Dataset records:
....
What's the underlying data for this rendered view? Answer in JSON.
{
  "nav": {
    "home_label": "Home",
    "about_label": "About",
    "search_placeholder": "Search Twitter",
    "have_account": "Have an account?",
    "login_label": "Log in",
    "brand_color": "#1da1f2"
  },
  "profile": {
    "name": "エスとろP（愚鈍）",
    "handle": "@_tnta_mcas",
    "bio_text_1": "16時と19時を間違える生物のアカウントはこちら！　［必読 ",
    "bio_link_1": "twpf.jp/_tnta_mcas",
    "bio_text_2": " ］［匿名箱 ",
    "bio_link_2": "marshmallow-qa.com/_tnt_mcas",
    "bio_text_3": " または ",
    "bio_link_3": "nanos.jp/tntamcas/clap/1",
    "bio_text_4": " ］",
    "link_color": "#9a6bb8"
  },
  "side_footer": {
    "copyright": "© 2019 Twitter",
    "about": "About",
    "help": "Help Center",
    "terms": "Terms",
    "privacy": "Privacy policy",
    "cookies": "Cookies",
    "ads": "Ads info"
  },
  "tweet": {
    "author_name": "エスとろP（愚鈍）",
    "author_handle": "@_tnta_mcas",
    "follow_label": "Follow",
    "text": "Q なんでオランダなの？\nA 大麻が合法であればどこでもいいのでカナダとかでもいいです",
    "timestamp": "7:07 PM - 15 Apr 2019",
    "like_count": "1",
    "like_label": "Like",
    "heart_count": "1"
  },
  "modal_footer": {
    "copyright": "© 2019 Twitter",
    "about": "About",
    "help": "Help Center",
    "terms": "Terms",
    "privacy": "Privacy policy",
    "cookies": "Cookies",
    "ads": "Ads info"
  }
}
....
WHAT NEEDS TO BE DONE:
Your task is to transcribe the material exactly.

FULL OUTPUT:
What's the underlying data for this rendered view? Answer in JSON.
{
  "nav": {
    "home_label": "Home",
    "about_label": "About",
    "search_placeholder": "Search Twitter",
    "have_account": "Have an account?",
    "login_label": "Log in",
    "brand_color": "#1da1f2"
  },
  "profile": {
    "name": "エスとろP（愚鈍）",
    "handle": "@_tnta_mcas",
    "bio_text_1": "16時と19時を間違える生物のアカウントはこちら！　［必読 ",
    "bio_link_1": "twpf.jp/_tnta_mcas",
    "bio_text_2": " ］［匿名箱 ",
    "bio_link_2": "marshmallow-qa.com/_tnt_mcas",
    "bio_text_3": " または ",
    "bio_link_3": "nanos.jp/tntamcas/clap/1",
    "bio_text_4": " ］",
    "link_color": "#9a6bb8"
  },
  "side_footer": {
    "copyright": "© 2019 Twitter",
    "about": "About",
    "help": "Help Center",
    "terms": "Terms",
    "privacy": "Privacy policy",
    "cookies": "Cookies",
    "ads": "Ads info"
  },
  "tweet": {
    "author_name": "エスとろP（愚鈍）",
    "author_handle": "@_tnta_mcas",
    "follow_label": "Follow",
    "text": "Q なんでオランダなの？\nA 大麻が合法であればどこでもいいのでカナダとかでもいいです",
    "timestamp": "7:07 PM - 15 Apr 2019",
    "like_count": "1",
    "like_label": "Like",
    "heart_count": "1"
  },
  "modal_footer": {
    "copyright": "© 2019 Twitter",
    "about": "About",
    "help": "Help Center",
    "terms": "Terms",
    "privacy": "Privacy policy",
    "cookies": "Cookies",
    "ads": "Ads info"
  }
}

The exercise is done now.